Work to be completed: Compute the number of lines that include the string "passed", then output that number and nothing else.
• • • • • • •
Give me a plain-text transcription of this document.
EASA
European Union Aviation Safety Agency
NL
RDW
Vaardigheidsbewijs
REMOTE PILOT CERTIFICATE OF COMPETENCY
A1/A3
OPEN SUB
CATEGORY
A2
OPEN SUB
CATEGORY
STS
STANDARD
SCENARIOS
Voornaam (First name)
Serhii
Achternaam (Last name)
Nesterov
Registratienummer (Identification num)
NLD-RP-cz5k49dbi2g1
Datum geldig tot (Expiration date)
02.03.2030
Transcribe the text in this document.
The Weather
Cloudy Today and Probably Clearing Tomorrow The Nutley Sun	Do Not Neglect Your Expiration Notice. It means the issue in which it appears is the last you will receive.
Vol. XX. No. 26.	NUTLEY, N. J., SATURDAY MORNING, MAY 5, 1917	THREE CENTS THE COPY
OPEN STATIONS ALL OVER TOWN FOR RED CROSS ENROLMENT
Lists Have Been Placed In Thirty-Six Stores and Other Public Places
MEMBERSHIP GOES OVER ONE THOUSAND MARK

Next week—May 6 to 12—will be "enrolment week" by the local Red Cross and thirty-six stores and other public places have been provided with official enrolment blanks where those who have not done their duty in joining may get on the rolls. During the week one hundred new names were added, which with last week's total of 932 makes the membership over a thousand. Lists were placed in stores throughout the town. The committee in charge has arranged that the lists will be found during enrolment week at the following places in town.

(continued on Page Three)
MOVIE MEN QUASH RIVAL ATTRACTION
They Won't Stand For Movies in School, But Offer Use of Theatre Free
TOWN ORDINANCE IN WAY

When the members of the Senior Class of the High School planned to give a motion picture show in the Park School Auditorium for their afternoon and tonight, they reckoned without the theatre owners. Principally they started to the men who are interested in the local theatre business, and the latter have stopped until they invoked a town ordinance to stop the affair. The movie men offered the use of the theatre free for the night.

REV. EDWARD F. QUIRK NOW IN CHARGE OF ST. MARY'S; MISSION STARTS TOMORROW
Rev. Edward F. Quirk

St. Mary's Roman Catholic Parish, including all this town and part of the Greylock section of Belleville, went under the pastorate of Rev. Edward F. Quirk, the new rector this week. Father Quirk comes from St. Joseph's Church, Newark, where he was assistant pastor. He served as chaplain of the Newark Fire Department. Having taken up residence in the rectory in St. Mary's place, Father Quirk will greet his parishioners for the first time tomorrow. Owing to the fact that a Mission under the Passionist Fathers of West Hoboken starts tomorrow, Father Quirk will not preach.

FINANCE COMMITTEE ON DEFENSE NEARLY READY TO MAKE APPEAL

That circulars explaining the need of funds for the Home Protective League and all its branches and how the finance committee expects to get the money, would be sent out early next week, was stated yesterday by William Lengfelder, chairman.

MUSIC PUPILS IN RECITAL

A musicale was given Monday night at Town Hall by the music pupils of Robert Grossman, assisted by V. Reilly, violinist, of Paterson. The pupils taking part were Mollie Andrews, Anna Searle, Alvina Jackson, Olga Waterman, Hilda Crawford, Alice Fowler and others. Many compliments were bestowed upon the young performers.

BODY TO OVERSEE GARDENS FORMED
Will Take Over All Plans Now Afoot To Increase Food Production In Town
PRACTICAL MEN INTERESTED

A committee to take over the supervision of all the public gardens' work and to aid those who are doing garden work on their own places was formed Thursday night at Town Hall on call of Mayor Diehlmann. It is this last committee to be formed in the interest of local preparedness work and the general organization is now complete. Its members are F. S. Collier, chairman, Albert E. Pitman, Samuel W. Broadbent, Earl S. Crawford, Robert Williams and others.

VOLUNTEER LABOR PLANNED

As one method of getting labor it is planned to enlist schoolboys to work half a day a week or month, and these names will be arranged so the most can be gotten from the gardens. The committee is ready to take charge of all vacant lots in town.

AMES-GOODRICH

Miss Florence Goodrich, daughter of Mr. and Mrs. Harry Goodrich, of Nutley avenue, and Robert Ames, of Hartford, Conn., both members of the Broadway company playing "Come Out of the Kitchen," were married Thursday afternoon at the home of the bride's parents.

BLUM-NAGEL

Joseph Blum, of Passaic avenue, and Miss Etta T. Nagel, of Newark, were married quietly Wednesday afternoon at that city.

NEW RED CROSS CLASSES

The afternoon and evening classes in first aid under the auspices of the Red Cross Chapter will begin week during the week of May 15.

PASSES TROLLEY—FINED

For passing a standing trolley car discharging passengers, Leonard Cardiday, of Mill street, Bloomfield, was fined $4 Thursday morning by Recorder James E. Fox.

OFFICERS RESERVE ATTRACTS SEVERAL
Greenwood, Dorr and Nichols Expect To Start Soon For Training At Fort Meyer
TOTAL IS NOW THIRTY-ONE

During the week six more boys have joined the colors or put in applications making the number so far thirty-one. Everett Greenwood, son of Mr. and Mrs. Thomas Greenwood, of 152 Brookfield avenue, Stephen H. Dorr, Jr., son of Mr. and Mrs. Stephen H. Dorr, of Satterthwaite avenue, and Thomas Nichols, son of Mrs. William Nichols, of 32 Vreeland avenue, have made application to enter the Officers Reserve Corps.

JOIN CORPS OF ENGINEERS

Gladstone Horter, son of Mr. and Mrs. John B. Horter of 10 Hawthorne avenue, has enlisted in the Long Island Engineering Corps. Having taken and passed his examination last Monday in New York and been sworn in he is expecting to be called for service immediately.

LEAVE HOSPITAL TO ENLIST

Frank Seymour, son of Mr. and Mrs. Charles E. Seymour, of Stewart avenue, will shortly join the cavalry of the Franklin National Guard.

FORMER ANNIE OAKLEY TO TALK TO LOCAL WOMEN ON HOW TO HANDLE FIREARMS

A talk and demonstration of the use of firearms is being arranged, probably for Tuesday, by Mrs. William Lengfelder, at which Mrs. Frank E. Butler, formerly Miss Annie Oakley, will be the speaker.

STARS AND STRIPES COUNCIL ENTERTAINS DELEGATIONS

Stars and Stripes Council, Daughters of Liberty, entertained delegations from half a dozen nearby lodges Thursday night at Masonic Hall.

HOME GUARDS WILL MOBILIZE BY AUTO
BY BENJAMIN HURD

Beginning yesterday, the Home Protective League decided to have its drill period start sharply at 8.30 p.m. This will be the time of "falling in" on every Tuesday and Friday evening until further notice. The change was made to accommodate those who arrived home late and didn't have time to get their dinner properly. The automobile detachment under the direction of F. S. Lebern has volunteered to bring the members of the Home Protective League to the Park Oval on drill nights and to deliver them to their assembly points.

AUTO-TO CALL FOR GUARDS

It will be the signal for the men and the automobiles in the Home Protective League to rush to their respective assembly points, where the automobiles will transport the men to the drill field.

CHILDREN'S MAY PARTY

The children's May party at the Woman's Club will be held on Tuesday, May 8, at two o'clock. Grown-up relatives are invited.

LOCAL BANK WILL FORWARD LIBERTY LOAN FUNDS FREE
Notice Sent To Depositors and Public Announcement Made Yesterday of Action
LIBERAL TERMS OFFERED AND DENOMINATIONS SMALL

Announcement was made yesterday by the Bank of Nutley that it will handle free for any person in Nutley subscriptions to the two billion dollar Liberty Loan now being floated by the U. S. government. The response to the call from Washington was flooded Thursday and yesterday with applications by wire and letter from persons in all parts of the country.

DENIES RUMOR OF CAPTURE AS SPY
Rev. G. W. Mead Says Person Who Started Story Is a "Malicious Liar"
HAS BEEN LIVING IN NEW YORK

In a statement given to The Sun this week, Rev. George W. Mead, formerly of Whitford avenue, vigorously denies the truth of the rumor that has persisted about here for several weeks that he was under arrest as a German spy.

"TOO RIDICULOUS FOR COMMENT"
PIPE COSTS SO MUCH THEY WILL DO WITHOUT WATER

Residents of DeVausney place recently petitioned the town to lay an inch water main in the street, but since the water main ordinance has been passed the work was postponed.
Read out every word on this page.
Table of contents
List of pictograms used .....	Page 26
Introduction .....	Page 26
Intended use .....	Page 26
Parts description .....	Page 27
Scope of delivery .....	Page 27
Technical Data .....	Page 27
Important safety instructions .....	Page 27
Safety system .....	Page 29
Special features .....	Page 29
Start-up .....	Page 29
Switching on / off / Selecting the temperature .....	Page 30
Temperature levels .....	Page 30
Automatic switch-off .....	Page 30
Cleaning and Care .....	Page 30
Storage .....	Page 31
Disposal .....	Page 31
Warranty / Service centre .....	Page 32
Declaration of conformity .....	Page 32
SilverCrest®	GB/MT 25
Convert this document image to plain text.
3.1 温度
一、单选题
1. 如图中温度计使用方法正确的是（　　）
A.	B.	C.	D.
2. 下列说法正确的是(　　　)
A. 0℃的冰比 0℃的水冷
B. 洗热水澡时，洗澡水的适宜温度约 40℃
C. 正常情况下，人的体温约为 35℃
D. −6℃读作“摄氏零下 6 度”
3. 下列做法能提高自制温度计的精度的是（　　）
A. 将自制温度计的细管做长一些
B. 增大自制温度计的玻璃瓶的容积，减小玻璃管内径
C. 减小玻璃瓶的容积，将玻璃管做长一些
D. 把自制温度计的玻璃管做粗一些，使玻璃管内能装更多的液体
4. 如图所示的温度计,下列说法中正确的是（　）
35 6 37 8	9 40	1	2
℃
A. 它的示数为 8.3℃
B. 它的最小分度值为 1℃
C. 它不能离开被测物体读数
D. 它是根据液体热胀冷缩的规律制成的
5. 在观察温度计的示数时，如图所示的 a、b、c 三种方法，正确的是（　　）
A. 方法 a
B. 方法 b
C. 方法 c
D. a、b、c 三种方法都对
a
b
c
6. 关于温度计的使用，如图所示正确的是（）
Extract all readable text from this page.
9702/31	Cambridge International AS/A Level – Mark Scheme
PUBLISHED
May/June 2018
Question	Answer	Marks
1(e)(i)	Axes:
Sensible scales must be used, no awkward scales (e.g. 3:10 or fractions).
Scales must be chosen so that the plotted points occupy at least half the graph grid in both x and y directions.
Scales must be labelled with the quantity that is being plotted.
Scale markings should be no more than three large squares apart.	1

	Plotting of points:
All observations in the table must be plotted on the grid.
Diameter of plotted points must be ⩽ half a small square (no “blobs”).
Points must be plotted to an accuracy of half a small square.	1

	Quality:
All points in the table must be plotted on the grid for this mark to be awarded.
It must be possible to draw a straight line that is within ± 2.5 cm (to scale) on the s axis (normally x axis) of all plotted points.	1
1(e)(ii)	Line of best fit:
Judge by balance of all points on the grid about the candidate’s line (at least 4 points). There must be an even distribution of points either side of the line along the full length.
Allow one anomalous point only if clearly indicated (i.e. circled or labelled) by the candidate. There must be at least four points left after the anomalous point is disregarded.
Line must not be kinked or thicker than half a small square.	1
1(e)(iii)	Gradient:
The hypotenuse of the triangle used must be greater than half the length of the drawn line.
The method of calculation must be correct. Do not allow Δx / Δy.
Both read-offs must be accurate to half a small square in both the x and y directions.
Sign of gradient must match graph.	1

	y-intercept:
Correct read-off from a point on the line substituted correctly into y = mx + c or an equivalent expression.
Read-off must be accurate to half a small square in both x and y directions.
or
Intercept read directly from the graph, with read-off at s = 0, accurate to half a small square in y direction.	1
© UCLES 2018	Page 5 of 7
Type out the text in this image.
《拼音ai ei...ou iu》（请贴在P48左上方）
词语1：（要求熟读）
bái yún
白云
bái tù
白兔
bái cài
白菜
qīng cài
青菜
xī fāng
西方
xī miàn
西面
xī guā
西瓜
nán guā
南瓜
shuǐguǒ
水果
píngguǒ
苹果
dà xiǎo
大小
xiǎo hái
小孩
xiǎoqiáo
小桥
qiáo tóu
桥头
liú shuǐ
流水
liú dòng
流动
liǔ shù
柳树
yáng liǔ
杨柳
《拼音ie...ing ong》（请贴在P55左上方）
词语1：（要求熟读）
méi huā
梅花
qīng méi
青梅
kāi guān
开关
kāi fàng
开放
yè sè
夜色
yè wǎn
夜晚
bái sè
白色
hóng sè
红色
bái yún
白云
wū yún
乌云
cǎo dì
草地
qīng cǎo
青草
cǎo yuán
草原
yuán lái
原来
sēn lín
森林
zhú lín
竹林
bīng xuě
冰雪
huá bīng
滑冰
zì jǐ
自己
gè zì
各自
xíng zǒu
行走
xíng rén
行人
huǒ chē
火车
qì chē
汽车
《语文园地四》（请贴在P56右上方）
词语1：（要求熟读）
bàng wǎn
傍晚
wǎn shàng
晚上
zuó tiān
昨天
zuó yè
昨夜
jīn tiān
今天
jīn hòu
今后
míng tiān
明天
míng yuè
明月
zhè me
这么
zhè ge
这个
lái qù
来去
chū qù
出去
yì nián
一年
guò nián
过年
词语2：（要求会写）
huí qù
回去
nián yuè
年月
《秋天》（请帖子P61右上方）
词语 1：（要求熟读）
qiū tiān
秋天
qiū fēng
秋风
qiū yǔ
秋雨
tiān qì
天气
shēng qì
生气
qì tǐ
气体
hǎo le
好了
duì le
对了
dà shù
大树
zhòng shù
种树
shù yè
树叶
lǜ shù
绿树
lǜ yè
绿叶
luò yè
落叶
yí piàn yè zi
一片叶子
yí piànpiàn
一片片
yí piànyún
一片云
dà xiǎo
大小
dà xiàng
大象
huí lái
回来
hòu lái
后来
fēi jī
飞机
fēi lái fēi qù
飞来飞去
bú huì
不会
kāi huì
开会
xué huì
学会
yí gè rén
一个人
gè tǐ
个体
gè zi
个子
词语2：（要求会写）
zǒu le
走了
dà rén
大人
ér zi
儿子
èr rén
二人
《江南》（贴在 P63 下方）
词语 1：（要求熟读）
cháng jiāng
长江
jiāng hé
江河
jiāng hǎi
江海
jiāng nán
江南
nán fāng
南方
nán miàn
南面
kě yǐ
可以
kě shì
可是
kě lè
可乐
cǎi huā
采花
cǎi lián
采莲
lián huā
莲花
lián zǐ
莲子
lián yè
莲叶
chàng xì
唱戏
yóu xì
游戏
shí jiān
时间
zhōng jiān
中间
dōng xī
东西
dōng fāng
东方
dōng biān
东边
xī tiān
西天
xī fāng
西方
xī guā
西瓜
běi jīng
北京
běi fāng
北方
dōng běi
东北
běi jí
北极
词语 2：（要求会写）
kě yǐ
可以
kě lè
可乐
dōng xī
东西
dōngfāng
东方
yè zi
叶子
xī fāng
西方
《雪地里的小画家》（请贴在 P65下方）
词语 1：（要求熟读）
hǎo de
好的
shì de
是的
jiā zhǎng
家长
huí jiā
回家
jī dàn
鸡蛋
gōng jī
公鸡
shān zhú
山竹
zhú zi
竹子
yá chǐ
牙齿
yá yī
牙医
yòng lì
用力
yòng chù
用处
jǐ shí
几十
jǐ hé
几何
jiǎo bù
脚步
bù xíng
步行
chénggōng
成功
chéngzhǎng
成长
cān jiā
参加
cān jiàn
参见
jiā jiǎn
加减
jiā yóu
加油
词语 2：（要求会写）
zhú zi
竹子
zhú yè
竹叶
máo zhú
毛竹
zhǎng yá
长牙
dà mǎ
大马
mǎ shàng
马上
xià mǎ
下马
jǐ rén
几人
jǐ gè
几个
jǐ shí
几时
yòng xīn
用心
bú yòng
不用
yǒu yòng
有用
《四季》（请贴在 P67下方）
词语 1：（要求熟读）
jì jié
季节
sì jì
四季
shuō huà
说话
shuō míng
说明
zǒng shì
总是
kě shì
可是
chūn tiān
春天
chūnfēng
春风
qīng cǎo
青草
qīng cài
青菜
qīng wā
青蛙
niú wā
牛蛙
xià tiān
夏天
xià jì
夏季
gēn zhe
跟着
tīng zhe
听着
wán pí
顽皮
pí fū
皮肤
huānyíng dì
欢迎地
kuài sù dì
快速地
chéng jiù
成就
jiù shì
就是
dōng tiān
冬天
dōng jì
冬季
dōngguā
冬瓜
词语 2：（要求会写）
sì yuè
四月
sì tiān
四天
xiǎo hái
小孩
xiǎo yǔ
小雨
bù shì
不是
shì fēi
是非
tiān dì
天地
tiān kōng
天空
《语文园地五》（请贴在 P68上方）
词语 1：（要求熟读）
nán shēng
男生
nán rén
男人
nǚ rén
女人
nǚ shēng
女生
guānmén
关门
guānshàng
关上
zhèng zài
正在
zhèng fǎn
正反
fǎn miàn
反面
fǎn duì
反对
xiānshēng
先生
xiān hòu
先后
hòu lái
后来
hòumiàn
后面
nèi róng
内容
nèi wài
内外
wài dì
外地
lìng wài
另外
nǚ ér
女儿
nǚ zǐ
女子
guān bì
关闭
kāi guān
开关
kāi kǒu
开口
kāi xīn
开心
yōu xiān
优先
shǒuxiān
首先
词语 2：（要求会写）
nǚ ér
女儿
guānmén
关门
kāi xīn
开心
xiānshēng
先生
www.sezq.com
• • • • • • •
Final result: 2